* _REQUIREMENT_: Repeat the rows exactly, starting at the line that contains "field-label: 判定分類コード <box>831" and ending at the line that contains "clear-button[interactable]: クリア <box>102".

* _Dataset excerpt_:
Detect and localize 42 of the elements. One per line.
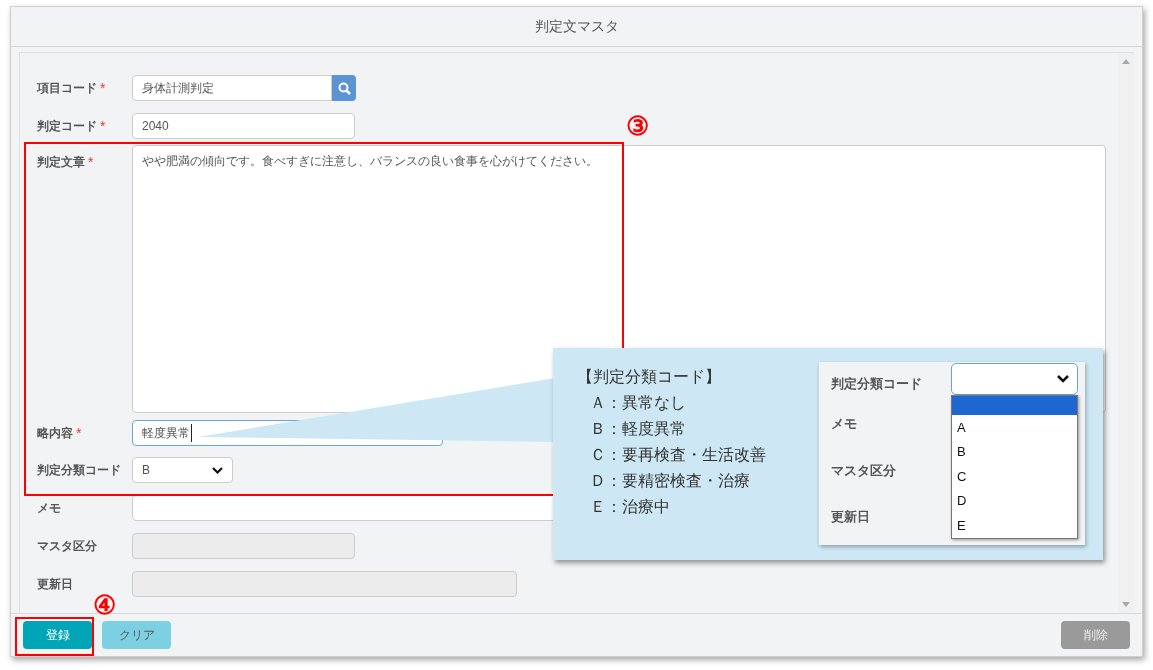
field-label: 判定分類コード <box>831 375 922 394</box>
field-label: 判定コード <box>37 118 97 135</box>
input-field[interactable]: 身体計測判定 <box>132 75 332 101</box>
legend-title: 【判定分類コード】 <box>577 367 722 387</box>
legend-item: Ｄ：要精密検査・治療 <box>590 471 751 491</box>
field-label: 略内容 <box>37 425 73 442</box>
legend-item: Ｃ：要再検査・生活改善 <box>590 445 767 465</box>
clear-button[interactable]: クリア <box>102 621 171 649</box>
field-label: マスタ区分 <box>37 538 97 555</box>
field-label: メモ <box>831 415 857 434</box>
dropdown-option[interactable]: E <box>952 513 1077 538</box>
search-icon <box>337 81 351 95</box>
dropdown-option[interactable]: D <box>952 488 1077 513</box>
required-mark: * <box>88 155 94 169</box>
legend-item: Ａ：異常なし <box>590 393 687 413</box>
dropdown-option[interactable]: A <box>952 415 1077 440</box>
dropdown-option[interactable]: B <box>952 439 1077 464</box>
legend-item: Ｂ：軽度異常 <box>590 419 687 439</box>
field-label: マスタ区分 <box>831 462 896 481</box>
field-label: メモ <box>37 500 61 517</box>
chevron-down-icon <box>212 466 223 474</box>
required-mark: * <box>100 81 106 95</box>
scroll-up-icon[interactable] <box>1122 59 1130 64</box>
field-label: 項目コード <box>37 80 97 97</box>
select-field[interactable]: B <box>132 457 233 483</box>
input-field[interactable]: 2040 <box>132 113 355 139</box>
required-mark: * <box>76 426 82 440</box>
field-label: 更新日 <box>37 576 73 593</box>
dropdown-option[interactable]: C <box>952 464 1077 489</box>
scrollbar[interactable] <box>1118 53 1134 613</box>
field-label: 判定文章 <box>37 154 85 171</box>
legend-item: Ｅ：治療中 <box>590 497 671 517</box>
window-title: 判定文マスタ <box>534 17 619 36</box>
field-label: 判定分類コード <box>37 462 121 479</box>
search-button[interactable] <box>332 75 356 101</box>
annotation-number: ④ <box>93 592 116 618</box>
field-label: 更新日 <box>831 508 870 527</box>
required-mark: * <box>100 119 106 133</box>
scroll-down-icon[interactable] <box>1122 602 1130 607</box>
chevron-down-icon <box>1057 375 1069 383</box>
annotation-number: ③ <box>626 113 649 139</box>
select-field[interactable] <box>951 363 1078 395</box>
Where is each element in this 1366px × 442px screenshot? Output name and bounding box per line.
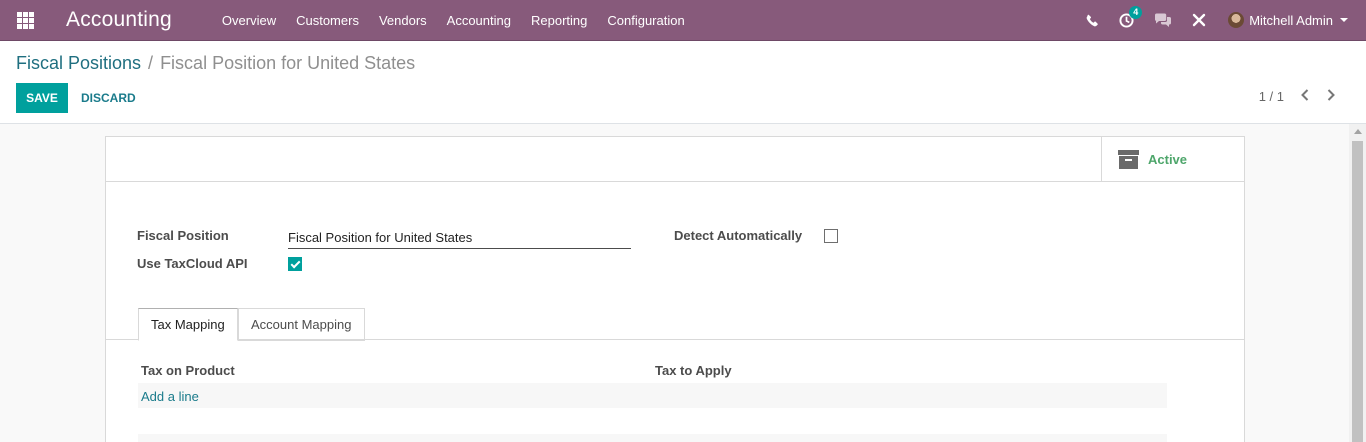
button-box: Active <box>106 137 1244 182</box>
pager: 1 / 1 <box>1259 89 1344 104</box>
tab-tax-mapping[interactable]: Tax Mapping <box>138 308 238 341</box>
breadcrumb: Fiscal Positions / Fiscal Position for U… <box>16 53 415 74</box>
app-brand[interactable]: Accounting <box>49 8 189 32</box>
activity-count-badge: 4 <box>1129 5 1143 19</box>
scroll-up-arrow-icon[interactable] <box>1354 129 1362 134</box>
main-menu: Overview Customers Vendors Accounting Re… <box>212 0 695 41</box>
active-status-label: Active <box>1148 151 1188 167</box>
fiscal-position-label: Fiscal Position <box>137 228 229 243</box>
active-toggle-button[interactable]: Active <box>1101 137 1244 181</box>
chevron-right-icon[interactable] <box>1318 89 1344 104</box>
menu-item-customers[interactable]: Customers <box>286 0 369 41</box>
menu-item-accounting[interactable]: Accounting <box>437 0 521 41</box>
scrollbar-thumb[interactable] <box>1352 141 1363 442</box>
vertical-scrollbar[interactable] <box>1349 124 1366 442</box>
systray: 4 Mitchell Admin <box>1076 0 1366 41</box>
chevron-down-icon <box>1340 18 1348 22</box>
discard-button[interactable]: DISCARD <box>72 83 145 113</box>
chat-icon[interactable] <box>1144 0 1182 41</box>
column-header-tax-on-product[interactable]: Tax on Product <box>141 363 235 378</box>
apps-menu-icon[interactable] <box>0 0 50 41</box>
notebook-tabs: Tax Mapping Account Mapping <box>106 308 1244 341</box>
form-sheet: Active Fiscal Position Use TaxCloud API … <box>105 136 1245 442</box>
tab-account-mapping[interactable]: Account Mapping <box>238 308 365 341</box>
menu-item-reporting[interactable]: Reporting <box>521 0 597 41</box>
detect-automatically-checkbox[interactable] <box>824 229 838 243</box>
menu-item-configuration[interactable]: Configuration <box>597 0 694 41</box>
top-navbar: Accounting Overview Customers Vendors Ac… <box>0 0 1366 41</box>
close-x-icon[interactable] <box>1182 0 1216 41</box>
archive-icon <box>1118 149 1139 169</box>
menu-item-overview[interactable]: Overview <box>212 0 286 41</box>
menu-item-vendors[interactable]: Vendors <box>369 0 437 41</box>
user-name: Mitchell Admin <box>1249 12 1333 28</box>
user-menu[interactable]: Mitchell Admin <box>1216 12 1366 28</box>
phone-icon[interactable] <box>1076 0 1109 41</box>
fiscal-position-input[interactable] <box>288 227 631 249</box>
chevron-left-icon[interactable] <box>1292 89 1318 104</box>
table-row <box>138 383 1167 408</box>
taxcloud-checkbox[interactable] <box>288 257 302 271</box>
control-panel: Fiscal Positions / Fiscal Position for U… <box>0 41 1366 124</box>
table-footer-row <box>138 434 1167 442</box>
detect-automatically-label: Detect Automatically <box>674 228 803 243</box>
pager-value[interactable]: 1 / 1 <box>1259 89 1284 104</box>
activity-clock-icon[interactable]: 4 <box>1109 0 1144 41</box>
breadcrumb-parent[interactable]: Fiscal Positions <box>16 53 141 74</box>
add-line-link[interactable]: Add a line <box>141 389 199 404</box>
column-header-tax-to-apply[interactable]: Tax to Apply <box>655 363 732 378</box>
avatar <box>1228 12 1245 28</box>
save-button[interactable]: SAVE <box>16 83 68 113</box>
taxcloud-label: Use TaxCloud API <box>137 256 248 271</box>
breadcrumb-separator: / <box>148 53 154 73</box>
breadcrumb-current: Fiscal Position for United States <box>160 53 416 73</box>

* _SOLUTION BELOW_:
field-label: 判定分類コード <box>831 375 922 394</box>
field-label: 判定コード <box>37 118 97 135</box>
input-field[interactable]: 身体計測判定 <box>132 75 332 101</box>
legend-title: 【判定分類コード】 <box>577 367 722 387</box>
legend-item: Ｄ：要精密検査・治療 <box>590 471 751 491</box>
field-label: 略内容 <box>37 425 73 442</box>
legend-item: Ｃ：要再検査・生活改善 <box>590 445 767 465</box>
clear-button[interactable]: クリア <box>102 621 171 649</box>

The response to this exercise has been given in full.